[PROVIDED RECORDS]:
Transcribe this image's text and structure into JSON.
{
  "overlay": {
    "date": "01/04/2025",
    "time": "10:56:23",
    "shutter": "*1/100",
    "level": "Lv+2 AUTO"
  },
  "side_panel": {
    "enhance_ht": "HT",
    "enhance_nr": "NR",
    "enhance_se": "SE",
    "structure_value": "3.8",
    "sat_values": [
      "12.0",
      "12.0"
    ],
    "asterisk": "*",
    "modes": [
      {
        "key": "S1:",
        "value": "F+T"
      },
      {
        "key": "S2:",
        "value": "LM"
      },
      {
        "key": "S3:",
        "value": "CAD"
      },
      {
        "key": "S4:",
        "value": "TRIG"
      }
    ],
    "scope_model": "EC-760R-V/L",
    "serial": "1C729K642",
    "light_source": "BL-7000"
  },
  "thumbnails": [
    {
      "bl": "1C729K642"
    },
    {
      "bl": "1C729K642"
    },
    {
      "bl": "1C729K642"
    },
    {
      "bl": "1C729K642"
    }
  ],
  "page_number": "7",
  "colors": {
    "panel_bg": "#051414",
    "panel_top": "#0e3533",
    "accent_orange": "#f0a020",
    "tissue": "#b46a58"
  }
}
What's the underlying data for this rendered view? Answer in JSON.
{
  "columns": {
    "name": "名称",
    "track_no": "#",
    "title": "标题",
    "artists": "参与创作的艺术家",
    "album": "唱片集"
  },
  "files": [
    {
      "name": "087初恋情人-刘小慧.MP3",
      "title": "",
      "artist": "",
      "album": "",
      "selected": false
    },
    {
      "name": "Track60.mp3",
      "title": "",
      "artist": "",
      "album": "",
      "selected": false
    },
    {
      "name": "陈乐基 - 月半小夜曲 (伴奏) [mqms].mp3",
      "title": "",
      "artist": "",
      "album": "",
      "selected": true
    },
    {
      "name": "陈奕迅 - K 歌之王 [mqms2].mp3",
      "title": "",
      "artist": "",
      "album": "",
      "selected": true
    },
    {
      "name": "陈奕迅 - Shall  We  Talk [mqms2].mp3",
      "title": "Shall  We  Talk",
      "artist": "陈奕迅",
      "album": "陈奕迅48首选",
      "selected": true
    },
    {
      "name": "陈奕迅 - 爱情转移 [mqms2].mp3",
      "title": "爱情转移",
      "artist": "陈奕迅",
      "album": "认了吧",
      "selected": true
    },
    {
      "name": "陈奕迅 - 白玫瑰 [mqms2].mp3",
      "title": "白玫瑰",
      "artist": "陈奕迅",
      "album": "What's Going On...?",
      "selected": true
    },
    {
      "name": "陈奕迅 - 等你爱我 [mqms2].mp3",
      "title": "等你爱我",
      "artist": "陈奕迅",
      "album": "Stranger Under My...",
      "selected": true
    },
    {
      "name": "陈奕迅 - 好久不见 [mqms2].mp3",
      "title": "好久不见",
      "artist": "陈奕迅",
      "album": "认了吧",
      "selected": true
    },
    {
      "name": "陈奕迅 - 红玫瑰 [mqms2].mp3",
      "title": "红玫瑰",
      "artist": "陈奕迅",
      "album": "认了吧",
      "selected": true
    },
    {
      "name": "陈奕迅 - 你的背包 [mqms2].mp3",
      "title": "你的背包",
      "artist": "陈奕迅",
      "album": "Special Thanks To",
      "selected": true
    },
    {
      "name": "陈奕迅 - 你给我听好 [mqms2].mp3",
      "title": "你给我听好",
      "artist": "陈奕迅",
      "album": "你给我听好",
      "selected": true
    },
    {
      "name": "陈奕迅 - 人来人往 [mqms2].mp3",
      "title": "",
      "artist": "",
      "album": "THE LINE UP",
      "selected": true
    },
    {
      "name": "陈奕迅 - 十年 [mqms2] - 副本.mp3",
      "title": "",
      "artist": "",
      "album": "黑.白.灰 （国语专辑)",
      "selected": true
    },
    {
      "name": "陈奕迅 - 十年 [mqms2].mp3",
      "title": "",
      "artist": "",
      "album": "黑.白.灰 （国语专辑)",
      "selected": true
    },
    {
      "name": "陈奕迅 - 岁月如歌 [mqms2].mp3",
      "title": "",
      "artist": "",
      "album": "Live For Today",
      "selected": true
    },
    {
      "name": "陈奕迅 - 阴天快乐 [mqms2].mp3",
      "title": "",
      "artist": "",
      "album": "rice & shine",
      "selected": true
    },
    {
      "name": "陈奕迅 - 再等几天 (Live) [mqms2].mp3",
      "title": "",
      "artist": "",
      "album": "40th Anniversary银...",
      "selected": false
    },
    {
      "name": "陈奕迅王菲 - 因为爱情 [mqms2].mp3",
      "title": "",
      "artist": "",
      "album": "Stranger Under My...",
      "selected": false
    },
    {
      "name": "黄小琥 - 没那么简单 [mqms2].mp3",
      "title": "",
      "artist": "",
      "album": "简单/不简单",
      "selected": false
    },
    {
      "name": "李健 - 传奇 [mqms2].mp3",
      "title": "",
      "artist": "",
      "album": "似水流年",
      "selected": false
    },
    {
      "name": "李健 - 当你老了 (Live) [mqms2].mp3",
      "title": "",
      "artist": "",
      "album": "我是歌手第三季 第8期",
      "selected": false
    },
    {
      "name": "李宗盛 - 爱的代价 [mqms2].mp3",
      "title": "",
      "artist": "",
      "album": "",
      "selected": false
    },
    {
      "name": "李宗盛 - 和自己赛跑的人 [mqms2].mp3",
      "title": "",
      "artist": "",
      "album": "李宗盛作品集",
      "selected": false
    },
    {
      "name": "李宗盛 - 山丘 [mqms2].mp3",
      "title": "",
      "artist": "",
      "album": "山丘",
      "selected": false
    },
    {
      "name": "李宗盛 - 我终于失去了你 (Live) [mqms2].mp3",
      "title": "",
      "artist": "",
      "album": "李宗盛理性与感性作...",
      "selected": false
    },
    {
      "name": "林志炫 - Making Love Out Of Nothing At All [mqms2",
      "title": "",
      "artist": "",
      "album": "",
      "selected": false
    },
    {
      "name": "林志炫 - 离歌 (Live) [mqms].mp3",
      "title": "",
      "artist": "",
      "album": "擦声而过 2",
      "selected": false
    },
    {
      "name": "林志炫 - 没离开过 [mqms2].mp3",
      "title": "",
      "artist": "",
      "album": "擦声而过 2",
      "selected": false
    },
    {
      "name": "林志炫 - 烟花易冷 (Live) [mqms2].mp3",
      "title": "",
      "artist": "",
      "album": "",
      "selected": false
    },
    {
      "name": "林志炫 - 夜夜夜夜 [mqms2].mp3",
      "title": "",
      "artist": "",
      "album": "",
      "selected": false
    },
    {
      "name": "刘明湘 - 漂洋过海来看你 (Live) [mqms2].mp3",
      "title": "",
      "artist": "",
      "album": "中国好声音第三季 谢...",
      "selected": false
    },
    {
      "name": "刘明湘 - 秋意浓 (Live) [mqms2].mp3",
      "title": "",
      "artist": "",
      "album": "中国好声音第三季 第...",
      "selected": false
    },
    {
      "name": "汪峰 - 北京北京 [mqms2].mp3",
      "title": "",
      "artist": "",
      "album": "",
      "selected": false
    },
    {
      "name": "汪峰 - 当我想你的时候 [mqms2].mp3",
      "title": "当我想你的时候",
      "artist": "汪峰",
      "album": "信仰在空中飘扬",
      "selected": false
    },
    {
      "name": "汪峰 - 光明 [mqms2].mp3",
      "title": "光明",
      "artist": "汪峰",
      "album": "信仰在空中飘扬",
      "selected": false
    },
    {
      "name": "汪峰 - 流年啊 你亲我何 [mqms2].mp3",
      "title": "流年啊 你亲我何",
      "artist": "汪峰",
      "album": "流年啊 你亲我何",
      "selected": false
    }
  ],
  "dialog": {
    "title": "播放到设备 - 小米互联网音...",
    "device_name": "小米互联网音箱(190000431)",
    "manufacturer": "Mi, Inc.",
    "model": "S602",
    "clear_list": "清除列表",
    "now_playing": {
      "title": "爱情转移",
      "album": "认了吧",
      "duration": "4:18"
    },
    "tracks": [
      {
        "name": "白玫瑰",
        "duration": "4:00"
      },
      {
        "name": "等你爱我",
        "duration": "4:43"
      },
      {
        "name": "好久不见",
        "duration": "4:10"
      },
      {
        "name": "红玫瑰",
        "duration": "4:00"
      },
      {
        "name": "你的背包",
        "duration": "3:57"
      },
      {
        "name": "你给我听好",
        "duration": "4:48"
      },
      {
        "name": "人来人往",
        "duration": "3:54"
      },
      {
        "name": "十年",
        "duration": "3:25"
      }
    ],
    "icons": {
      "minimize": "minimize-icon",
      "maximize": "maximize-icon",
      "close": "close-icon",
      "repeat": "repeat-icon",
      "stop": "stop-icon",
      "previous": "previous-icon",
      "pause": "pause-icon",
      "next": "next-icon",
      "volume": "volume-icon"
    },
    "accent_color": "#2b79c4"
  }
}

[GIVEN INSTRUCTION]:
Say how many lines include the word "JSON"; reply with the number alone.

[RESPONSE FOR THIS EXERCISE]:
2